Dataset rows about figures
[Begin]
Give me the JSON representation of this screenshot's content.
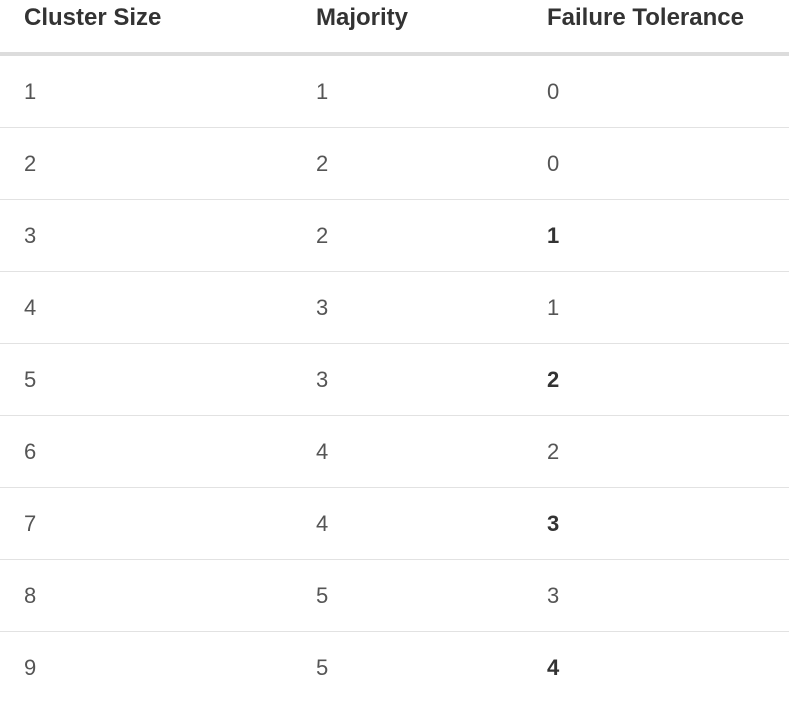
{
  "table": {
    "headers": [
      "Cluster Size",
      "Majority",
      "Failure Tolerance"
    ],
    "rows": [
      {
        "cluster_size": "1",
        "majority": "1",
        "failure_tolerance": "0",
        "highlight": false
      },
      {
        "cluster_size": "2",
        "majority": "2",
        "failure_tolerance": "0",
        "highlight": false
      },
      {
        "cluster_size": "3",
        "majority": "2",
        "failure_tolerance": "1",
        "highlight": true
      },
      {
        "cluster_size": "4",
        "majority": "3",
        "failure_tolerance": "1",
        "highlight": false
      },
      {
        "cluster_size": "5",
        "majority": "3",
        "failure_tolerance": "2",
        "highlight": true
      },
      {
        "cluster_size": "6",
        "majority": "4",
        "failure_tolerance": "2",
        "highlight": false
      },
      {
        "cluster_size": "7",
        "majority": "4",
        "failure_tolerance": "3",
        "highlight": true
      },
      {
        "cluster_size": "8",
        "majority": "5",
        "failure_tolerance": "3",
        "highlight": false
      },
      {
        "cluster_size": "9",
        "majority": "5",
        "failure_tolerance": "4",
        "highlight": true
      }
    ]
  }
}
[End]
**Exercise details:** Make an exact reproduction of the listing above, without any pictures.

**Written answer:**
Give me the JSON representation of this screenshot's content.
{
  "table": {
    "headers": [
      "Cluster Size",
      "Majority",
      "Failure Tolerance"
    ],
    "rows": [
      {
        "cluster_size": "1",
        "majority": "1",
        "failure_tolerance": "0",
        "highlight": false
      },
      {
        "cluster_size": "2",
        "majority": "2",
        "failure_tolerance": "0",
        "highlight": false
      },
      {
        "cluster_size": "3",
        "majority": "2",
        "failure_tolerance": "1",
        "highlight": true
      },
      {
        "cluster_size": "4",
        "majority": "3",
        "failure_tolerance": "1",
        "highlight": false
      },
      {
        "cluster_size": "5",
        "majority": "3",
        "failure_tolerance": "2",
        "highlight": true
      },
      {
        "cluster_size": "6",
        "majority": "4",
        "failure_tolerance": "2",
        "highlight": false
      },
      {
        "cluster_size": "7",
        "majority": "4",
        "failure_tolerance": "3",
        "highlight": true
      },
      {
        "cluster_size": "8",
        "majority": "5",
        "failure_tolerance": "3",
        "highlight": false
      },
      {
        "cluster_size": "9",
        "majority": "5",
        "failure_tolerance": "4",
        "highlight": true
      }
    ]
  }
}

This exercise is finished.